/---

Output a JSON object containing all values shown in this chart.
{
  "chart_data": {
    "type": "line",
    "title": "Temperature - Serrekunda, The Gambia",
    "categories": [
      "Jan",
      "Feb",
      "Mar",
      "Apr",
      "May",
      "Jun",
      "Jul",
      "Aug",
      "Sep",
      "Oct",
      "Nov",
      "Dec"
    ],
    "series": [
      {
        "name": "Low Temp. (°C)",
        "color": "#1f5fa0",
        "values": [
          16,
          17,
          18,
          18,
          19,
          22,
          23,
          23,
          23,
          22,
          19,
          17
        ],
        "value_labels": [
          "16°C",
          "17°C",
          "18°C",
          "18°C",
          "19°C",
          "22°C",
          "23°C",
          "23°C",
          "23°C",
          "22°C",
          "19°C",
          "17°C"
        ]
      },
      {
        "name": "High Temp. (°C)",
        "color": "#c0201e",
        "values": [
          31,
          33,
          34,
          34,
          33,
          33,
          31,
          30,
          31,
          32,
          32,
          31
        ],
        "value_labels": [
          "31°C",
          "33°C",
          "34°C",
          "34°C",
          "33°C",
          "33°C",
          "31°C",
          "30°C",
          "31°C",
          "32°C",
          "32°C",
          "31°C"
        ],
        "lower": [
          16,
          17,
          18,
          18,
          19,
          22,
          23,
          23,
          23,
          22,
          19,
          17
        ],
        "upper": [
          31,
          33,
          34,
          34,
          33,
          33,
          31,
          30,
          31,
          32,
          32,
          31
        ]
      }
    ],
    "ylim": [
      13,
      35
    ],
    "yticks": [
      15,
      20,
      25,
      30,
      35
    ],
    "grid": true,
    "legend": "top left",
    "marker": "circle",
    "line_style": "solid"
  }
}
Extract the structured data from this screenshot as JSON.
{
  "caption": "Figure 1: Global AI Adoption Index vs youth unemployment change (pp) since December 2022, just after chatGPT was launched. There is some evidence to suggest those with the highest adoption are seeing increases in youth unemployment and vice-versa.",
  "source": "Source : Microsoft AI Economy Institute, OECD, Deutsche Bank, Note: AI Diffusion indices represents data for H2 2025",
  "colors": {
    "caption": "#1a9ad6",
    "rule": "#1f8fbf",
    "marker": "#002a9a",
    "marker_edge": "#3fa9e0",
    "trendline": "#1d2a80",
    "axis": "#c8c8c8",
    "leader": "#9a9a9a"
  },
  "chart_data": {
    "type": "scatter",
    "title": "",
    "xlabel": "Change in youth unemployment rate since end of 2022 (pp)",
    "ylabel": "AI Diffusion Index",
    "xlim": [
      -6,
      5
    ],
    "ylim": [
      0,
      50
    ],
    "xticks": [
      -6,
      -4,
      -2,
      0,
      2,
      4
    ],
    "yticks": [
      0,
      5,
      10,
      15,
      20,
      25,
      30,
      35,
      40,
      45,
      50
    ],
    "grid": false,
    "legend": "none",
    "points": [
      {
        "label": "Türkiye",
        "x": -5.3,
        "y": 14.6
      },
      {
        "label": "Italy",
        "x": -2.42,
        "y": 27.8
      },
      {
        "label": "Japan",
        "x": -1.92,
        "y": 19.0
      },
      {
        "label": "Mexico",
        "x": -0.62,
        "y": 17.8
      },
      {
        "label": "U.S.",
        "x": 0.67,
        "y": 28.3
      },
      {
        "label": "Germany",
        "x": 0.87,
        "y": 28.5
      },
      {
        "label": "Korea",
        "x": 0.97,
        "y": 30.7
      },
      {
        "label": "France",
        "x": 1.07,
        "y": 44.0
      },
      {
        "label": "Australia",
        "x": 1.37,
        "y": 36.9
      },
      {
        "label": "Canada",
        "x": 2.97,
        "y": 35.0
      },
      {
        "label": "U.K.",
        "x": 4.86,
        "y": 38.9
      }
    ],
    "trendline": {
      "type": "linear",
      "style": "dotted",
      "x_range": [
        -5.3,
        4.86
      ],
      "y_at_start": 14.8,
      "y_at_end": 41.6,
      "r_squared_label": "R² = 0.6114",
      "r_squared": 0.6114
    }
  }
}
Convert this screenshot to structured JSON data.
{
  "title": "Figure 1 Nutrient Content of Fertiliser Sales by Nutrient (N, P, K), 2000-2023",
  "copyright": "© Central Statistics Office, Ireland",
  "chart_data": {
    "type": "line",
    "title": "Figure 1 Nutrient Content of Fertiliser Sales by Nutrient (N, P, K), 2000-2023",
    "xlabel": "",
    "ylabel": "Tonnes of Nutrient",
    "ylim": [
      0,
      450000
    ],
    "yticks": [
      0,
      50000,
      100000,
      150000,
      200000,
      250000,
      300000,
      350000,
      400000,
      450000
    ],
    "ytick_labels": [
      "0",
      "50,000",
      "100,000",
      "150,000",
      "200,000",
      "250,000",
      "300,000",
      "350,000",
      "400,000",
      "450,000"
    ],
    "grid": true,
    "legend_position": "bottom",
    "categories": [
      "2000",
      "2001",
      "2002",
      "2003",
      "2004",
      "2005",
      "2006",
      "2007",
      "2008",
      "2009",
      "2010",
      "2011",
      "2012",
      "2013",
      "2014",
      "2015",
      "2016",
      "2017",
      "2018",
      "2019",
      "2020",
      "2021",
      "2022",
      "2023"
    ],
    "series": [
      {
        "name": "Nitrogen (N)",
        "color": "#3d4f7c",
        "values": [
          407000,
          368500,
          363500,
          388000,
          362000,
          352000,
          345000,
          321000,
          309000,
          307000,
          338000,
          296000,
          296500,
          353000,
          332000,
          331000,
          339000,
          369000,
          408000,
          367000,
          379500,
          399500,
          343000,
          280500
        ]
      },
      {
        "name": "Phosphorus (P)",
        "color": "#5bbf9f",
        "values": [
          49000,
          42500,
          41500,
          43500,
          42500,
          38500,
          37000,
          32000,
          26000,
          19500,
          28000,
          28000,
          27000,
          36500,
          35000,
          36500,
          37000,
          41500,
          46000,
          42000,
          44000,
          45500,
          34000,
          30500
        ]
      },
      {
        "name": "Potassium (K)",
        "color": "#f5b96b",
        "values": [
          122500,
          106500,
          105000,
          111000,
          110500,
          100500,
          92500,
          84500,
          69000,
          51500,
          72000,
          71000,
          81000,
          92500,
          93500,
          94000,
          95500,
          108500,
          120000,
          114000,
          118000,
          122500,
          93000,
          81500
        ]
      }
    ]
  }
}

\---

Check each line of the records for the word "Index", and show the lines that contain it.

FULL ANSWER »
  "caption": "Figure 1: Global AI Adoption Index vs youth unemployment change (pp) since December 2022, just after chatGPT was launched. There is some evidence to suggest those with the highest adoption are seeing increases in youth unemployment and vice-versa.",
    "ylabel": "AI Diffusion Index",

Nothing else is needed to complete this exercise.